Prompt: Each line containing the word "storage" should be found and copied.

Data:
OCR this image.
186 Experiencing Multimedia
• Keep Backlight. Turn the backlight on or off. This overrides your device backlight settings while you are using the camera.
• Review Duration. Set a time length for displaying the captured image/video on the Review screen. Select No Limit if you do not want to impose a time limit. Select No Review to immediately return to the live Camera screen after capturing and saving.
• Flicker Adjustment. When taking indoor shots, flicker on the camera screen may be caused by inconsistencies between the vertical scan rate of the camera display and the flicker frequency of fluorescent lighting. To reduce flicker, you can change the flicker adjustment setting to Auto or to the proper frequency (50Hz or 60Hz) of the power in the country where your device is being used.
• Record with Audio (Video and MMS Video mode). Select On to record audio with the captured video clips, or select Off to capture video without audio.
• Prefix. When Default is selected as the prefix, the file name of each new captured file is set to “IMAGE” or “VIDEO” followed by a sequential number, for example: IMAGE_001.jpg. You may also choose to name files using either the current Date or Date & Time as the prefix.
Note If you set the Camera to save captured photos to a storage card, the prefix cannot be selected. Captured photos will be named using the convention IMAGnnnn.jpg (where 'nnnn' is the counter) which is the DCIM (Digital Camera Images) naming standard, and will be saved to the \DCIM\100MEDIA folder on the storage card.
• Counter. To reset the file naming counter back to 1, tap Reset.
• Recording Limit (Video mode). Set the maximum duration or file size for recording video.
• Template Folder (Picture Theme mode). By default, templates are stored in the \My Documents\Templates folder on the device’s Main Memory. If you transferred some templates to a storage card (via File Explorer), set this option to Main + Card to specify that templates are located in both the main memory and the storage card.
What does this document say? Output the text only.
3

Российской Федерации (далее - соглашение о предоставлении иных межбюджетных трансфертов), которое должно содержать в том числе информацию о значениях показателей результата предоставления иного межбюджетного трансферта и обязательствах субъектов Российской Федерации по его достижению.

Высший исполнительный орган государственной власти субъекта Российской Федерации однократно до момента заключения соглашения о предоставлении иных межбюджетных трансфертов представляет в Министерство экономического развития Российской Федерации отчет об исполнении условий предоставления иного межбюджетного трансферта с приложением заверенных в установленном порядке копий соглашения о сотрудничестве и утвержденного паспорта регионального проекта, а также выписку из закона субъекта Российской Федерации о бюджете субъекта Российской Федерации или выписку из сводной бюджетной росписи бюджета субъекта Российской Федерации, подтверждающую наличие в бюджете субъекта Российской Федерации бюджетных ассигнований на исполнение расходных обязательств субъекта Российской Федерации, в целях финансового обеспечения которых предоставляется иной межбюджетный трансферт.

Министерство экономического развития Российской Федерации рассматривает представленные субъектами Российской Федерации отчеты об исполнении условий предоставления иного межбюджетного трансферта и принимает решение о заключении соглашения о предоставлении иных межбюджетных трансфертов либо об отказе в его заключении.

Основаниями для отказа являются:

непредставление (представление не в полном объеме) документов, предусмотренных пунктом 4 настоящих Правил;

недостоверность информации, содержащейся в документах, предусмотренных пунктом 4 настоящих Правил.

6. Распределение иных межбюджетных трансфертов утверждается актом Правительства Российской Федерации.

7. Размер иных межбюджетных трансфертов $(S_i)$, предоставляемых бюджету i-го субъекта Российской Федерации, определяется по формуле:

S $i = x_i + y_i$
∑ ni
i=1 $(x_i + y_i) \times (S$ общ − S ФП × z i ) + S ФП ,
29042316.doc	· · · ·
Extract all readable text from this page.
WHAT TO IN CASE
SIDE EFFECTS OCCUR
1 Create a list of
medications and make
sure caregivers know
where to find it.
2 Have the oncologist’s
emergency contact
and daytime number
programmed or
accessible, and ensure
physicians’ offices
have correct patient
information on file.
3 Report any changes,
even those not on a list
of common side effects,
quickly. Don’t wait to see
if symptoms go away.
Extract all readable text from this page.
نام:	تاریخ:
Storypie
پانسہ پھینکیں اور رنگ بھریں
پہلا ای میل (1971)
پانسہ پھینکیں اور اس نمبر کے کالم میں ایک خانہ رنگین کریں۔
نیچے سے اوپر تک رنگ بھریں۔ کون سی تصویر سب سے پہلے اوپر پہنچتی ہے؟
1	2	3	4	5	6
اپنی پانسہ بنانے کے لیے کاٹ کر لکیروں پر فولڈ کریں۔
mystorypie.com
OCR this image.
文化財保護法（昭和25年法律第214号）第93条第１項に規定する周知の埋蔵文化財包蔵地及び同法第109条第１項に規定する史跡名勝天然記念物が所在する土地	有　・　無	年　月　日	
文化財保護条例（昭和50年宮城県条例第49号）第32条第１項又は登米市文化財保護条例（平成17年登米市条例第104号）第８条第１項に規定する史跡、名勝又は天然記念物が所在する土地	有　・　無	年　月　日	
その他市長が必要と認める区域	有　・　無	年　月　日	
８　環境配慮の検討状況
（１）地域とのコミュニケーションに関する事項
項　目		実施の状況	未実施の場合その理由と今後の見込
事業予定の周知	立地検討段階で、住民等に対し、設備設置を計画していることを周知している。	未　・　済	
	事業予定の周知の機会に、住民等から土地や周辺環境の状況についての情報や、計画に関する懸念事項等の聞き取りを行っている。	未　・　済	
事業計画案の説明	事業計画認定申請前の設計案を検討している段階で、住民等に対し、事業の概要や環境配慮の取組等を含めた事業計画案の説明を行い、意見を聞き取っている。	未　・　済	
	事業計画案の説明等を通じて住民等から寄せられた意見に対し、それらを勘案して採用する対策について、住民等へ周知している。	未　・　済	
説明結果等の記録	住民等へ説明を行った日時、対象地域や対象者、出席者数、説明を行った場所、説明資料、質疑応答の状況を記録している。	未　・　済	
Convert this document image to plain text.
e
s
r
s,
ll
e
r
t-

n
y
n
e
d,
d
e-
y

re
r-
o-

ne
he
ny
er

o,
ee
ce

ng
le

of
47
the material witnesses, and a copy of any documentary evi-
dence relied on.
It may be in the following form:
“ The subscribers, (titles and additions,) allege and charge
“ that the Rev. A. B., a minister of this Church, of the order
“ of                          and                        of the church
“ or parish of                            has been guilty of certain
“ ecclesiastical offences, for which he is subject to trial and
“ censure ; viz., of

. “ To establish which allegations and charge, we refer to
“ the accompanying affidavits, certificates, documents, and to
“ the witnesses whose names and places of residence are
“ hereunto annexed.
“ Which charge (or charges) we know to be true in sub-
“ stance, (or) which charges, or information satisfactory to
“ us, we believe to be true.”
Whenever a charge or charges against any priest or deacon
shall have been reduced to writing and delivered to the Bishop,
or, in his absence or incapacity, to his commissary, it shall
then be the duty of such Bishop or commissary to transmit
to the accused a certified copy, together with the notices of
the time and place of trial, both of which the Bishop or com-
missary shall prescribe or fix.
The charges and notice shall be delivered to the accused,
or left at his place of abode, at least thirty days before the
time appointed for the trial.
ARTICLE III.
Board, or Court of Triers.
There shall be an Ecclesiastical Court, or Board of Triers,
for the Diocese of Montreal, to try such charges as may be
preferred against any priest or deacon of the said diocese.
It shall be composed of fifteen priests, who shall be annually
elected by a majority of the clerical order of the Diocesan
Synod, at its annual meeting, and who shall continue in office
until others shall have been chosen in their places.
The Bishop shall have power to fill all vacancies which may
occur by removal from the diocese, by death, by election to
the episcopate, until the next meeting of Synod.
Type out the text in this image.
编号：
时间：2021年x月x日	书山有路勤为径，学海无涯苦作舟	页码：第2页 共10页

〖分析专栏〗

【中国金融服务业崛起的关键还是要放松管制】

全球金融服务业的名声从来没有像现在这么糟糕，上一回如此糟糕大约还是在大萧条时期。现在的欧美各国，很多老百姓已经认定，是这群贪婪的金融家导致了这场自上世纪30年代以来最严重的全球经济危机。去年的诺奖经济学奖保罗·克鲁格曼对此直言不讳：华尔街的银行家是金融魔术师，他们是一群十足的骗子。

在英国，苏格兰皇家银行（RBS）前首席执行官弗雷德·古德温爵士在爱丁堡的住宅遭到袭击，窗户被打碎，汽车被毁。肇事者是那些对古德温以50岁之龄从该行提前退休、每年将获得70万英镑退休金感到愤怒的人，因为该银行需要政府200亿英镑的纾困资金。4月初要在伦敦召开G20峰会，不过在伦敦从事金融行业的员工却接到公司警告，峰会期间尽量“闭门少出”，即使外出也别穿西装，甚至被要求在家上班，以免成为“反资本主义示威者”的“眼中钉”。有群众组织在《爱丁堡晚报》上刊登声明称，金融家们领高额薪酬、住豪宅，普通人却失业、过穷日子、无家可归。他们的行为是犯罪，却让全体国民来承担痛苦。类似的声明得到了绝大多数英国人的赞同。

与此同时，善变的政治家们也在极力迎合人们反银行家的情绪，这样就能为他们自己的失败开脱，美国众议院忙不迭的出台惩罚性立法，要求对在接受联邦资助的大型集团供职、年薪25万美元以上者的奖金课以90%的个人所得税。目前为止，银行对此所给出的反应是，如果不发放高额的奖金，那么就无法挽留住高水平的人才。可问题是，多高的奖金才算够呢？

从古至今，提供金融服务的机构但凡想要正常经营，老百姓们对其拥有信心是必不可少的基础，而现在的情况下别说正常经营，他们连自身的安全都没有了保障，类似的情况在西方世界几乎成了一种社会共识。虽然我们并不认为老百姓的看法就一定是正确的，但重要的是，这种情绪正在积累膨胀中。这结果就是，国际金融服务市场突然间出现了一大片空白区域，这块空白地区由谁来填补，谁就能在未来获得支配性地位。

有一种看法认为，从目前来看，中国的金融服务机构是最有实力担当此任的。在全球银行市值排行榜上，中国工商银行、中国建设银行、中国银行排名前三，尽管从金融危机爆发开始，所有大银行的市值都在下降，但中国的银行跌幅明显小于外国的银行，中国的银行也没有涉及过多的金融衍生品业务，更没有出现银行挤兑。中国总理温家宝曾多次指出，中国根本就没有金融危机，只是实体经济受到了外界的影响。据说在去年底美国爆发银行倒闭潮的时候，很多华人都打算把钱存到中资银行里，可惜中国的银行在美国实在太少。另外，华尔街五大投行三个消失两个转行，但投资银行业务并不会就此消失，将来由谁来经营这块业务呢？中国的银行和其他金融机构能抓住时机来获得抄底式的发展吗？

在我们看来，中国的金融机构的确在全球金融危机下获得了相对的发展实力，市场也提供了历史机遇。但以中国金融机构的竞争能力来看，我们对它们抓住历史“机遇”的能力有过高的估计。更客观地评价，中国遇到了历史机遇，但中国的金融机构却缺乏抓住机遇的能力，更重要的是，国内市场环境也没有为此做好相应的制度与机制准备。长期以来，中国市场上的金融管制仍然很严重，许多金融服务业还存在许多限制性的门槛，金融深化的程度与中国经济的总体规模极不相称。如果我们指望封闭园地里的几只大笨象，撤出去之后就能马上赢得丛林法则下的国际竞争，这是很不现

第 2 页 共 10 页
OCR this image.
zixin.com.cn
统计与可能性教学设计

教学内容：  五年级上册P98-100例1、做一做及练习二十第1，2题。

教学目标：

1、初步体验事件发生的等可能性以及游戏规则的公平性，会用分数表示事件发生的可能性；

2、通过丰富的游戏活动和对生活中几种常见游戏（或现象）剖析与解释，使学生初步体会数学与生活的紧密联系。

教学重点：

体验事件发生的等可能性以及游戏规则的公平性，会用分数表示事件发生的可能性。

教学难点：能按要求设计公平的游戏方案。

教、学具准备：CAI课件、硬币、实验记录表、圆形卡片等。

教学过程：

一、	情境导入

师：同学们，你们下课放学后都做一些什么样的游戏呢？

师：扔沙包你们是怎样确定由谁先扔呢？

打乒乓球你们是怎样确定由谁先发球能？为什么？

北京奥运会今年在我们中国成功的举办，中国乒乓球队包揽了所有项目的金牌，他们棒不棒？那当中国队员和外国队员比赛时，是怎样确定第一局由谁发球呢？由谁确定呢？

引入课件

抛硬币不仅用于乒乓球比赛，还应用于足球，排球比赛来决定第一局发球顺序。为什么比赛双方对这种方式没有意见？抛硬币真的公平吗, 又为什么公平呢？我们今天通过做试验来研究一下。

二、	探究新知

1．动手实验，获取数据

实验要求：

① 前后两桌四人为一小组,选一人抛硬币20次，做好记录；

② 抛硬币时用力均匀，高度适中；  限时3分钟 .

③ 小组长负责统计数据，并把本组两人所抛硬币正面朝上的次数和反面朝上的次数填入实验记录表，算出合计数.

Written response:
Note If you set the Camera to save captured photos to a storage card, the prefix cannot be selected. Captured photos will be named using the convention IMAGnnnn.jpg (where 'nnnn' is the counter) which is the DCIM (Digital Camera Images) naming standard, and will be saved to the \DCIM\100MEDIA folder on the storage card.
• Template Folder (Picture Theme mode). By default, templates are stored in the \My Documents\Templates folder on the device’s Main Memory. If you transferred some templates to a storage card (via File Explorer), set this option to Main + Card to specify that templates are located in both the main memory and the storage card.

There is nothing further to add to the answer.